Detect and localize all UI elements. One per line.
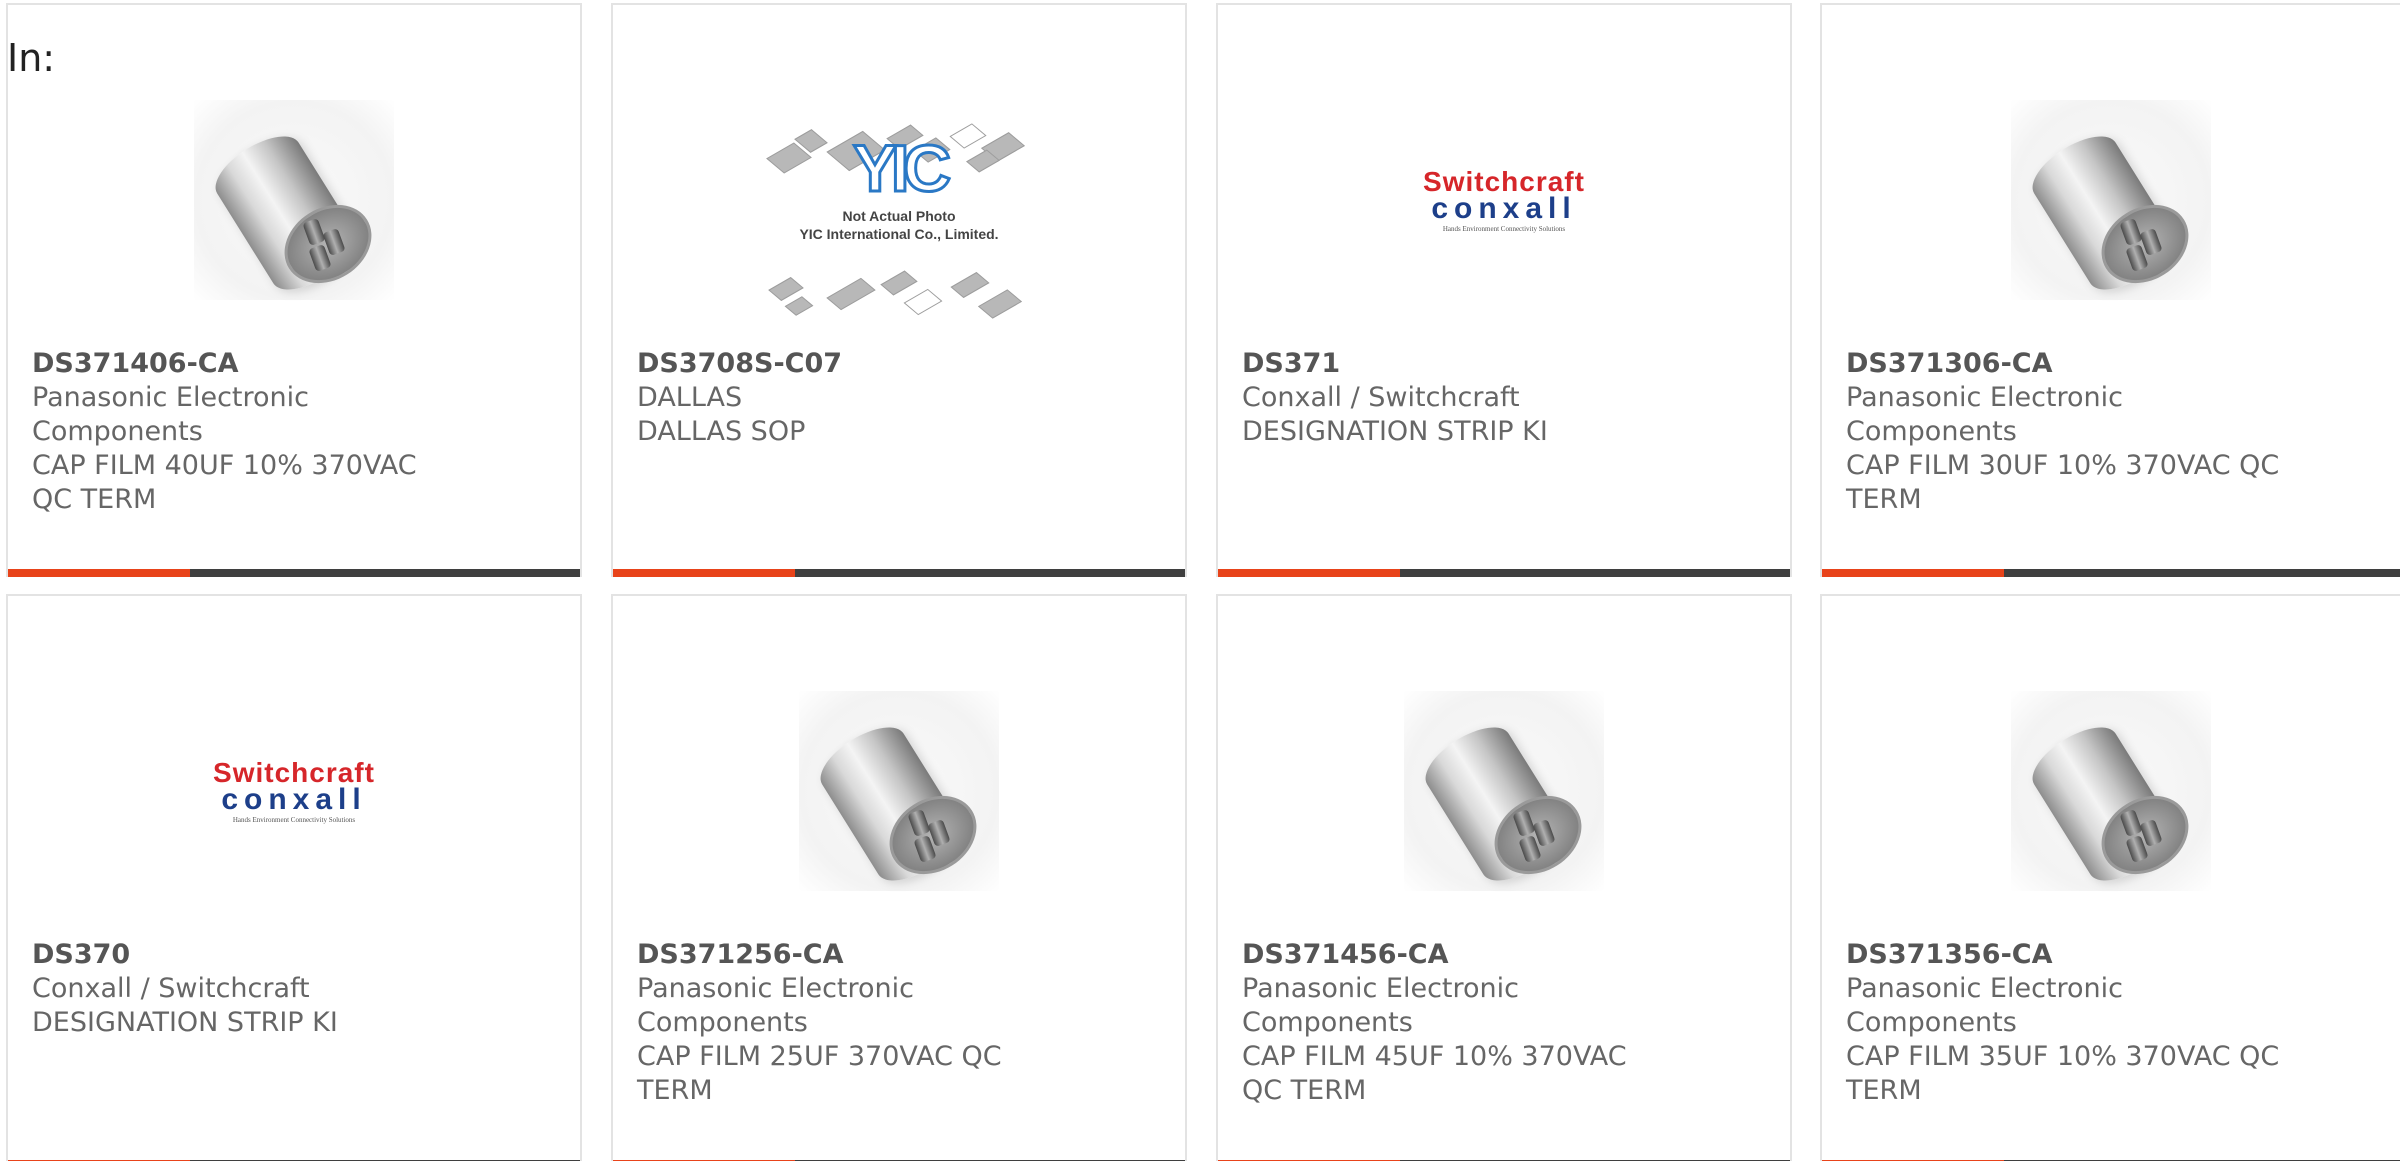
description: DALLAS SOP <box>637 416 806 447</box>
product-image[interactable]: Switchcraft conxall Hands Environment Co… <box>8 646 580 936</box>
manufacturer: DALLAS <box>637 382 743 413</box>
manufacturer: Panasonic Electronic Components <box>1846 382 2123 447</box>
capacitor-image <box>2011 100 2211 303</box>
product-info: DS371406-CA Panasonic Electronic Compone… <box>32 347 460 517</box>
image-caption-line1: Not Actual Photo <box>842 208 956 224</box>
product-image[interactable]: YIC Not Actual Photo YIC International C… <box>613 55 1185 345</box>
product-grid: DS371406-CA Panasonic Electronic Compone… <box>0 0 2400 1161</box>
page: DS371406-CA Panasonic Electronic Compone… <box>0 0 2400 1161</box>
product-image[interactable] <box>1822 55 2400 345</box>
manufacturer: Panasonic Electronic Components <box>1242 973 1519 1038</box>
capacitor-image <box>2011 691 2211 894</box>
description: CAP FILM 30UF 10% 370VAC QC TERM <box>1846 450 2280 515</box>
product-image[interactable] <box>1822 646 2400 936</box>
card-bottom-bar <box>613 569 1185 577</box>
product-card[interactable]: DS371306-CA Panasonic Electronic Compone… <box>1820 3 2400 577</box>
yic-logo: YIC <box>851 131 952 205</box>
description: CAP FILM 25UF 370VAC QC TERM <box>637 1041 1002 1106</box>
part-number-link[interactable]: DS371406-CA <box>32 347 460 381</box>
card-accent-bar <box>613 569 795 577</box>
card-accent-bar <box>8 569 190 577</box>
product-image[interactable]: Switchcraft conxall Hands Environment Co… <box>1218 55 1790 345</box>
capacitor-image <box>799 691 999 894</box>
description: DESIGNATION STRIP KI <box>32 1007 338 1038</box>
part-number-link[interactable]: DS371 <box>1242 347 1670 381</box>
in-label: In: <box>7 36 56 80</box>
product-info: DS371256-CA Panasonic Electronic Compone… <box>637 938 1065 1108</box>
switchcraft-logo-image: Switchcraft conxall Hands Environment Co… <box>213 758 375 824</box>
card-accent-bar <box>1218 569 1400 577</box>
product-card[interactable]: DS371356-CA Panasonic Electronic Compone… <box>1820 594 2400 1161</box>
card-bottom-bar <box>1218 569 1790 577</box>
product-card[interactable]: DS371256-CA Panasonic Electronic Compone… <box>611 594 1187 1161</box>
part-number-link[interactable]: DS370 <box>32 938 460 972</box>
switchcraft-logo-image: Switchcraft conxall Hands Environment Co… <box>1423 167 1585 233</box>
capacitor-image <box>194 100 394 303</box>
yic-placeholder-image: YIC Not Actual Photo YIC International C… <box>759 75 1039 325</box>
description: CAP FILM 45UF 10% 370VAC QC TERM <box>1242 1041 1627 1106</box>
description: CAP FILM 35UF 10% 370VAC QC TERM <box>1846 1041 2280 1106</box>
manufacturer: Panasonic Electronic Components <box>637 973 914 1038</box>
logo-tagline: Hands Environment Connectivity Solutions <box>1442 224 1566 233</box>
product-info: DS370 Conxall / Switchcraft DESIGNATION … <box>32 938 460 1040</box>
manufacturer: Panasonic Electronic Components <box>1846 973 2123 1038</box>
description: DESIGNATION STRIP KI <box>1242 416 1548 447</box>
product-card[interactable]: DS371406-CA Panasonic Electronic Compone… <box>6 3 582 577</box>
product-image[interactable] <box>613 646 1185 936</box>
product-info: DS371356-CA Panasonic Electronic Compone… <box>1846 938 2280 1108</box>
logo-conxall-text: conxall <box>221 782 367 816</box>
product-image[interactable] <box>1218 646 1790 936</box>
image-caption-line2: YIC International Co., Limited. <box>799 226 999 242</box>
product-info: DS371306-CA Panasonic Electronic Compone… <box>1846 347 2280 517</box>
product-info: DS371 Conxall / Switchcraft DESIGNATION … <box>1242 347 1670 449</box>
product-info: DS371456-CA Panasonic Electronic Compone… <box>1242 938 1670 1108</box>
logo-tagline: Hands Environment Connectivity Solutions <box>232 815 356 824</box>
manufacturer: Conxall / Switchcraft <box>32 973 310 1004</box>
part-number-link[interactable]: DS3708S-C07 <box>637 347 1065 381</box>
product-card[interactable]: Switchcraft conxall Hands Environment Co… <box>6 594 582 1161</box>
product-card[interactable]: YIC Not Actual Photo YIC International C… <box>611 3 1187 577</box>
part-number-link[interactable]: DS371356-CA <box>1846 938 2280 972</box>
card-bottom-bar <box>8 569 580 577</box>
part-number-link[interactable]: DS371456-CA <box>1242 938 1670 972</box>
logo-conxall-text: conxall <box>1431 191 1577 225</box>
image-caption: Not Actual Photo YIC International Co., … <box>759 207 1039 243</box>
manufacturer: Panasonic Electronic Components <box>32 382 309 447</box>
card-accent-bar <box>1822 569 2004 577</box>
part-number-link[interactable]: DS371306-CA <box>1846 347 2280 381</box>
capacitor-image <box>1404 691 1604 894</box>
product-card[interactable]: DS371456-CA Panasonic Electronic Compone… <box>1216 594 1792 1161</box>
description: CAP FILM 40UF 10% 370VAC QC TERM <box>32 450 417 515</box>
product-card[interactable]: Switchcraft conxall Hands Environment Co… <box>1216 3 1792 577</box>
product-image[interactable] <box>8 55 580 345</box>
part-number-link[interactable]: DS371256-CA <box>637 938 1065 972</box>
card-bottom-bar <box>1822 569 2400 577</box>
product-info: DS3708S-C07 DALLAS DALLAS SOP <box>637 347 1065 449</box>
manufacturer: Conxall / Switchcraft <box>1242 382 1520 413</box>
######
§ **YOUR INSTRUCTIONS**
Return each line of the records above verbatim, leaving out the pictures.

§ **REPLY**
Detect and localize all UI elements. One per line.
description: DALLAS SOP <box>637 416 806 447</box>
product-image[interactable]: Switchcraft conxall Hands Environment Co… <box>8 646 580 936</box>
manufacturer: DALLAS <box>637 382 743 413</box>
manufacturer: Panasonic Electronic Components <box>1846 382 2123 447</box>
capacitor-image <box>2011 100 2211 303</box>
product-info: DS371406-CA Panasonic Electronic Compone… <box>32 347 460 517</box>
image-caption-line1: Not Actual Photo <box>842 208 956 224</box>
product-image[interactable]: YIC Not Actual Photo YIC International C… <box>613 55 1185 345</box>
product-grid: DS371406-CA Panasonic Electronic Compone… <box>0 0 2400 1161</box>
page: DS371406-CA Panasonic Electronic Compone… <box>0 0 2400 1161</box>
product-image[interactable] <box>1822 55 2400 345</box>
manufacturer: Panasonic Electronic Components <box>1242 973 1519 1038</box>
capacitor-image <box>2011 691 2211 894</box>
description: CAP FILM 30UF 10% 370VAC QC TERM <box>1846 450 2280 515</box>
product-image[interactable] <box>1822 646 2400 936</box>
card-bottom-bar <box>613 569 1185 577</box>
product-card[interactable]: DS371306-CA Panasonic Electronic Compone… <box>1820 3 2400 577</box>
yic-logo: YIC <box>851 131 952 205</box>
description: CAP FILM 25UF 370VAC QC TERM <box>637 1041 1002 1106</box>
part-number-link[interactable]: DS371406-CA <box>32 347 460 381</box>
card-accent-bar <box>613 569 795 577</box>
card-accent-bar <box>8 569 190 577</box>
product-image[interactable]: Switchcraft conxall Hands Environment Co… <box>1218 55 1790 345</box>
capacitor-image <box>799 691 999 894</box>
description: DESIGNATION STRIP KI <box>32 1007 338 1038</box>
part-number-link[interactable]: DS371 <box>1242 347 1670 381</box>
in-label: In: <box>7 36 56 80</box>
product-info: DS371256-CA Panasonic Electronic Compone… <box>637 938 1065 1108</box>
switchcraft-logo-image: Switchcraft conxall Hands Environment Co… <box>213 758 375 824</box>
card-accent-bar <box>1218 569 1400 577</box>
product-card[interactable]: DS371356-CA Panasonic Electronic Compone… <box>1820 594 2400 1161</box>
card-bottom-bar <box>1218 569 1790 577</box>
product-card[interactable]: DS371256-CA Panasonic Electronic Compone… <box>611 594 1187 1161</box>
part-number-link[interactable]: DS370 <box>32 938 460 972</box>
switchcraft-logo-image: Switchcraft conxall Hands Environment Co… <box>1423 167 1585 233</box>
capacitor-image <box>194 100 394 303</box>
yic-placeholder-image: YIC Not Actual Photo YIC International C… <box>759 75 1039 325</box>
description: CAP FILM 45UF 10% 370VAC QC TERM <box>1242 1041 1627 1106</box>
description: CAP FILM 35UF 10% 370VAC QC TERM <box>1846 1041 2280 1106</box>
manufacturer: Panasonic Electronic Components <box>637 973 914 1038</box>
logo-tagline: Hands Environment Connectivity Solutions <box>1442 224 1566 233</box>
product-info: DS370 Conxall / Switchcraft DESIGNATION … <box>32 938 460 1040</box>
manufacturer: Panasonic Electronic Components <box>1846 973 2123 1038</box>
description: DESIGNATION STRIP KI <box>1242 416 1548 447</box>
product-card[interactable]: DS371406-CA Panasonic Electronic Compone… <box>6 3 582 577</box>
product-image[interactable] <box>613 646 1185 936</box>
product-info: DS371356-CA Panasonic Electronic Compone… <box>1846 938 2280 1108</box>
logo-conxall-text: conxall <box>221 782 367 816</box>
product-image[interactable] <box>1218 646 1790 936</box>
image-caption-line2: YIC International Co., Limited. <box>799 226 999 242</box>
product-info: DS371306-CA Panasonic Electronic Compone… <box>1846 347 2280 517</box>
product-info: DS371 Conxall / Switchcraft DESIGNATION … <box>1242 347 1670 449</box>
product-info: DS371456-CA Panasonic Electronic Compone… <box>1242 938 1670 1108</box>
logo-tagline: Hands Environment Connectivity Solutions <box>232 815 356 824</box>
manufacturer: Conxall / Switchcraft <box>32 973 310 1004</box>
part-number-link[interactable]: DS3708S-C07 <box>637 347 1065 381</box>
product-card[interactable]: Switchcraft conxall Hands Environment Co… <box>6 594 582 1161</box>
product-card[interactable]: YIC Not Actual Photo YIC International C… <box>611 3 1187 577</box>
part-number-link[interactable]: DS371356-CA <box>1846 938 2280 972</box>
card-bottom-bar <box>8 569 580 577</box>
part-number-link[interactable]: DS371456-CA <box>1242 938 1670 972</box>
logo-conxall-text: conxall <box>1431 191 1577 225</box>
image-caption: Not Actual Photo YIC International Co., … <box>759 207 1039 243</box>
manufacturer: Panasonic Electronic Components <box>32 382 309 447</box>
card-accent-bar <box>1822 569 2004 577</box>
part-number-link[interactable]: DS371306-CA <box>1846 347 2280 381</box>
capacitor-image <box>1404 691 1604 894</box>
product-card[interactable]: DS371456-CA Panasonic Electronic Compone… <box>1216 594 1792 1161</box>
description: CAP FILM 40UF 10% 370VAC QC TERM <box>32 450 417 515</box>
product-card[interactable]: Switchcraft conxall Hands Environment Co… <box>1216 3 1792 577</box>
product-image[interactable] <box>8 55 580 345</box>
part-number-link[interactable]: DS371256-CA <box>637 938 1065 972</box>
card-bottom-bar <box>1822 569 2400 577</box>
product-info: DS3708S-C07 DALLAS DALLAS SOP <box>637 347 1065 449</box>
manufacturer: Conxall / Switchcraft <box>1242 382 1520 413</box>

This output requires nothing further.